PAGE
* Begin *
Category Archive: NSGP

Coming soon, the 2014 nonprofit securitygrant

Posted on March 12, 2014

We expect the U.S. Department of Homeland Security to release the guidance on the program to the states on or about March 18th. We don’t expect any major changes in the requirements. New York DHSES will secure the necessary approvals and release their Request for Applications the following week.

This year’s budget includes $13 million in federal funding to help protect high-risk non-profit institutions from terrorist attacks. This is a $3 million increase over the fiscal year 2013 funding levels for the Nonprofit Security Grant Program. New York nonprofits must pre-qualify (see below), which may take several weeks (see below). While completing the pre-qualification process, organizations should assemble the materials for their Investification Justification (see here). Get started now!

New York’s new requirement

Pre-qualify with NY State. Applications from New York nonprofit organizations that have not “pre-qualified” will not be considered, so we recommend that you start this process immediately. Your pre-qualification package cannot be approved overnight – don’t wait until the last minute.

See the Grants Gateway at http://grantsreform.ny.gov/.

  • Written resources. The Grants Gateway website contains the definitive information. Be sure to check the required list of documents at Documents and Questions. More information can be found at the FAQs About Prequalification and the full manual.
  • Assistance. Any organization unsure about how to respond to the questions should contact the Statewide Grants Reform office at grantsgatewayhelp@budget.ny.gov or (518) 474-5595. While we try to learn as much as we can, the advice given by the Statewide Grants Reform office is definitive.
* End *
DATASET RECORDS
* Begin *
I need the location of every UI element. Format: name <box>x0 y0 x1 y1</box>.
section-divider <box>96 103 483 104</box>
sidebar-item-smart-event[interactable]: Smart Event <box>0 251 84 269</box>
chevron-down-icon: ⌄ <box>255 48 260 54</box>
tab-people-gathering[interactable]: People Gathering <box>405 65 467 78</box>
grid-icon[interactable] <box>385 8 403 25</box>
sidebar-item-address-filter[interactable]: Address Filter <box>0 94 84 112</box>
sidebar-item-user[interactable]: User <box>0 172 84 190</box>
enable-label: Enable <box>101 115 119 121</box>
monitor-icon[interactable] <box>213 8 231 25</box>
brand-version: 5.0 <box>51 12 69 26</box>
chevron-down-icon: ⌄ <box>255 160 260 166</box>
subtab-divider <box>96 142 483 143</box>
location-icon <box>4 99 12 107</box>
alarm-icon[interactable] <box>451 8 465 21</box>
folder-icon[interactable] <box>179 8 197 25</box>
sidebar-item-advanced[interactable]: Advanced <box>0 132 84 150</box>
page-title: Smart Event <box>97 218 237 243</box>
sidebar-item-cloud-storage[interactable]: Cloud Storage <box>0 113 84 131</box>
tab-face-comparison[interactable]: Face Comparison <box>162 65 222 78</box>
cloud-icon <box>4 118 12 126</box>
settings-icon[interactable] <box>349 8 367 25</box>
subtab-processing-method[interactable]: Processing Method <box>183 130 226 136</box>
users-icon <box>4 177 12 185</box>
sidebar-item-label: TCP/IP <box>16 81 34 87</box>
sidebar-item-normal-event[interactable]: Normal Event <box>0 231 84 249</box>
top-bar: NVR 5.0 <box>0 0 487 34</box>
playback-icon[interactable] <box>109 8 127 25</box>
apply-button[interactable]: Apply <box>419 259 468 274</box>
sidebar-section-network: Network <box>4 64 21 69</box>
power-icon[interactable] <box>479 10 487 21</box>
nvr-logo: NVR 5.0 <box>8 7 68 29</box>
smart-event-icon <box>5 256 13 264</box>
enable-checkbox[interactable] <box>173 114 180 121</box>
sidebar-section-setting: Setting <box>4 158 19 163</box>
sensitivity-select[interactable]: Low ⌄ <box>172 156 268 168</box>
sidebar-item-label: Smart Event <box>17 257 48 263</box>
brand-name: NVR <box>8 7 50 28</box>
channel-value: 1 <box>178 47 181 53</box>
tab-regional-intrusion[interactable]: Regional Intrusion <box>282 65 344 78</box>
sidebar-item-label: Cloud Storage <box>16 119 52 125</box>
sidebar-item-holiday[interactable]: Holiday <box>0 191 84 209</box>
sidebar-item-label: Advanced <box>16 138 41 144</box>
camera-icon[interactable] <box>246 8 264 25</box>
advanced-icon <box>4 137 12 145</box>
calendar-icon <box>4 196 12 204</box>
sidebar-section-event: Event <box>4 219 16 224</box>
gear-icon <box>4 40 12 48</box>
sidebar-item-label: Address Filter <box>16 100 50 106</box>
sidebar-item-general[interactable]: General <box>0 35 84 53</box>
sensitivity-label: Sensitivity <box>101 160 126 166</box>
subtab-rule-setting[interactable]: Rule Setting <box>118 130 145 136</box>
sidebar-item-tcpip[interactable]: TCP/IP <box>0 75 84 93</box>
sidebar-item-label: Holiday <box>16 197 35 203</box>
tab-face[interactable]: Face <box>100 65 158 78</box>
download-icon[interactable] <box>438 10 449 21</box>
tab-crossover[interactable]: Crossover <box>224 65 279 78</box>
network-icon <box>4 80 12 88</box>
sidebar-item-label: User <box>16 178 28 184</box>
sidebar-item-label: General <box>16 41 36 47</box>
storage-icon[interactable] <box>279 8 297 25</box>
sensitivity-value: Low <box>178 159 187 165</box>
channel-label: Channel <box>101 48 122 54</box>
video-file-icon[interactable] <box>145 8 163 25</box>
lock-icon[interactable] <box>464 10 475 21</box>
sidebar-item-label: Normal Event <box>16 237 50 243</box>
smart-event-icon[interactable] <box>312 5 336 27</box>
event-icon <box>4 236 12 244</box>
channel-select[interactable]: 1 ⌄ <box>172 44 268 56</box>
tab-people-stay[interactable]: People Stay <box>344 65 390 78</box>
* End *
WHAT YOU WILL DO
1 – According to the page on the 2014 nonprofit security grant, how much federal funding does this year's budget include?
2 – Pick up the post on the 2014 nonprofit security grant right after its final sentence and keep it going.

ANSWERS TO THE EXERCISE
1 – $13 million

2 –
  • Documents. The Grants Gateway website has lots of information. You should consider their requirements and answers as the final word. A short list of the documents that organizations are required to submit include:
    1. Certificate of Incorporation or equivalent document.
    2. IRS 501(c)(3) determination letter. As long as your organization is seeking tax exempt status and can show that it
      has applied for a 501(c)(3) tax exemption from the IRS, then the uploading of a copy of your application form or a copy of the receipt letter from the IRS, is sufficient. They also recognize that some tax exempt organizations are not required to file for IRS 501(c)(3) recognition.Your organization will not be penalized if you do not submit its determination letter, if:
      • you are not required to have one; and
      • you write a letter attesting to the fact. For example, houses of worship and organizations incorporated pre-1969 are not required to file for 501(c)(3) recognition . Religious organizations need only provide a statement, including their official name, stating that they are a religious corporation and exempt from IRS recognition.
  • IRS 990. Houses of worship and some other religious corporations are not required to file an IRS 990. If your organization is not required to file an IRS 990, Religious organizations need only include a statement, including their official name, stating that you are a religious corporation and exempt from the requirement to file an IRS 990. If you do file, please include your latest IRS Form 990.
  • Audit/Reviews and Findings. In NY, organizations with revenues greater than $250,000 must provide an independently audited financial statement. Organizations with revenues of less than $250,000 but greater than $100,000, must provide a financial statement reviewed by a CPA. Organizations with revenues of less than $100,000 need only provide a copy of the most recent internal financial report.
  • Exceptions.
    • Religious organizations pursuing religious activity are exempt from the financial filing requirements regarding audit/reviews and findings.
      If you are a religious organization pursuing religious activity, you need only include a statement, including your official name, stating that you are a religious corporation pursuing religious activity and not required to report or file financial information with the New York State Attorney General.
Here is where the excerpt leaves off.